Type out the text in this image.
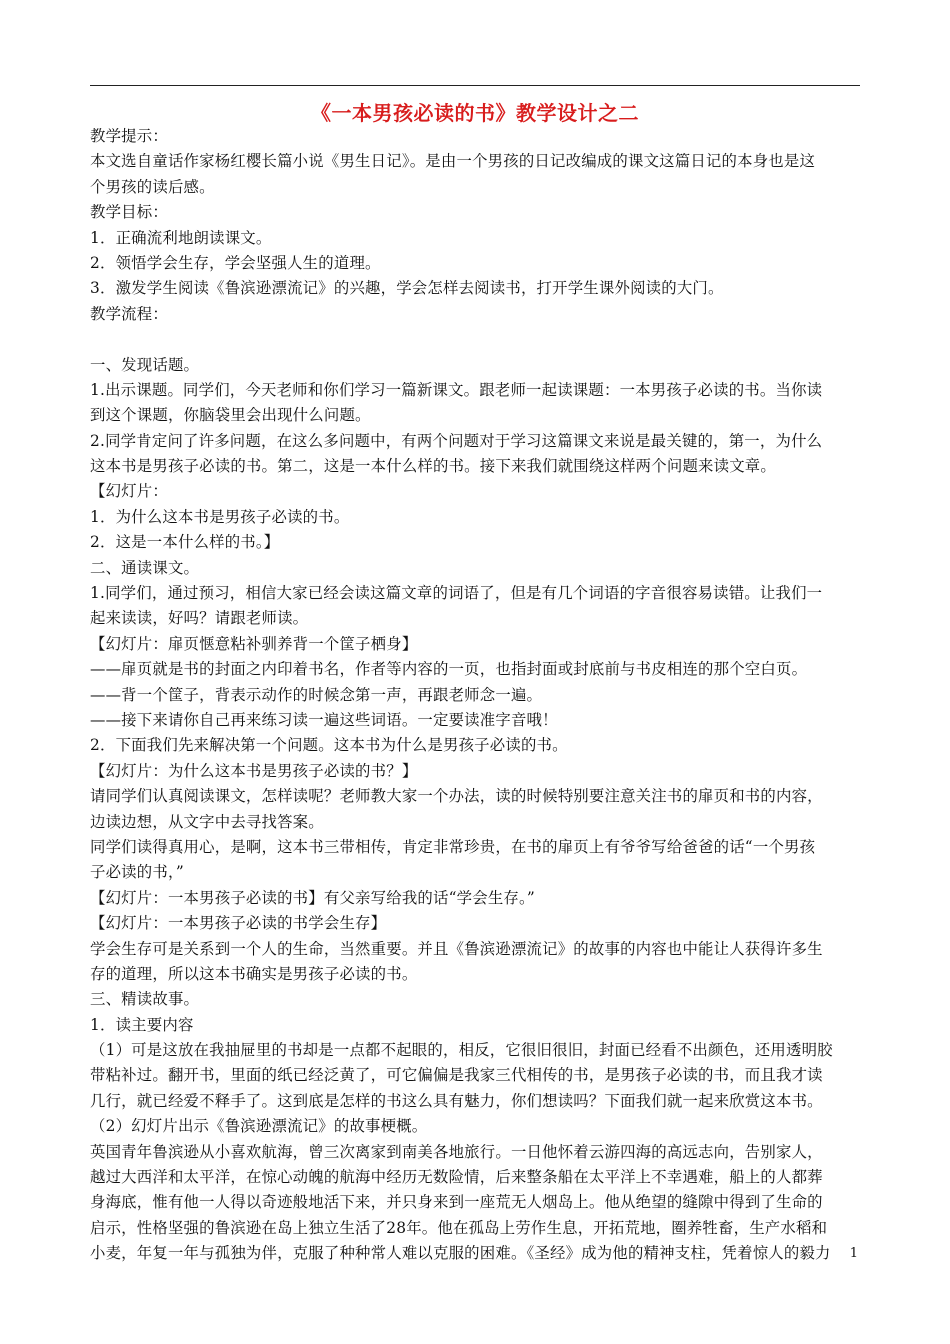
《一本男孩必读的书》教学设计之二
教学提示：
本文选自童话作家杨红樱长篇小说《男生日记》。是由一个男孩的日记改编成的课文这篇日记的本身也是这
个男孩的读后感。
教学目标：
1．正确流利地朗读课文。
2．领悟学会生存，学会坚强人生的道理。
3．激发学生阅读《鲁滨逊漂流记》的兴趣，学会怎样去阅读书，打开学生课外阅读的大门。
教学流程：
一、发现话题。
1.出示课题。同学们，今天老师和你们学习一篇新课文。跟老师一起读课题：一本男孩子必读的书。当你读
到这个课题，你脑袋里会出现什么问题。
2.同学肯定问了许多问题，在这么多问题中，有两个问题对于学习这篇课文来说是最关键的，第一，为什么
这本书是男孩子必读的书。第二，这是一本什么样的书。接下来我们就围绕这样两个问题来读文章。
【幻灯片：
1．为什么这本书是男孩子必读的书。
2．这是一本什么样的书。】
二、通读课文。
1.同学们，通过预习，相信大家已经会读这篇文章的词语了，但是有几个词语的字音很容易读错。让我们一
起来读读，好吗？请跟老师读。
【幻灯片：扉页惬意粘补驯养背一个筐子栖身】
——扉页就是书的封面之内印着书名，作者等内容的一页，也指封面或封底前与书皮相连的那个空白页。
——背一个筐子，背表示动作的时候念第一声，再跟老师念一遍。
——接下来请你自己再来练习读一遍这些词语。一定要读准字音哦！
2．下面我们先来解决第一个问题。这本书为什么是男孩子必读的书。
【幻灯片：为什么这本书是男孩子必读的书？】
请同学们认真阅读课文，怎样读呢？老师教大家一个办法，读的时候特别要注意关注书的扉页和书的内容，
边读边想，从文字中去寻找答案。
同学们读得真用心，是啊，这本书三带相传，肯定非常珍贵，在书的扉页上有爷爷写给爸爸的话“一个男孩
子必读的书，”
【幻灯片：一本男孩子必读的书】有父亲写给我的话“学会生存。”
【幻灯片：一本男孩子必读的书学会生存】
学会生存可是关系到一个人的生命，当然重要。并且《鲁滨逊漂流记》的故事的内容也中能让人获得许多生
存的道理，所以这本书确实是男孩子必读的书。
三、精读故事。
1．读主要内容
（1）可是这放在我抽屉里的书却是一点都不起眼的，相反，它很旧很旧，封面已经看不出颜色，还用透明胶
带粘补过。翻开书，里面的纸已经泛黄了，可它偏偏是我家三代相传的书，是男孩子必读的书，而且我才读
几行，就已经爱不释手了。这到底是怎样的书这么具有魅力，你们想读吗？下面我们就一起来欣赏这本书。
（2）幻灯片出示《鲁滨逊漂流记》的故事梗概。
英国青年鲁滨逊从小喜欢航海，曾三次离家到南美各地旅行。一日他怀着云游四海的高远志向，告别家人，
越过大西洋和太平洋，在惊心动魄的航海中经历无数险情，后来整条船在太平洋上不幸遇难，船上的人都葬
身海底，惟有他一人得以奇迹般地活下来，并只身来到一座荒无人烟岛上。他从绝望的缝隙中得到了生命的
启示，性格坚强的鲁滨逊在岛上独立生活了28年。他在孤岛上劳作生息，开拓荒地，圈养牲畜，生产水稻和
小麦，年复一年与孤独为伴，克服了种种常人难以克服的困难。《圣经》成为他的精神支柱，凭着惊人的毅力	1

────────

• **DO THIS**
Copy out each line of the data containing the string "这是一本什么样的书".

• **RESPONSE FOR THIS EXERCISE**
这本书是男孩子必读的书。第二，这是一本什么样的书。接下来我们就围绕这样两个问题来读文章。
2．这是一本什么样的书。】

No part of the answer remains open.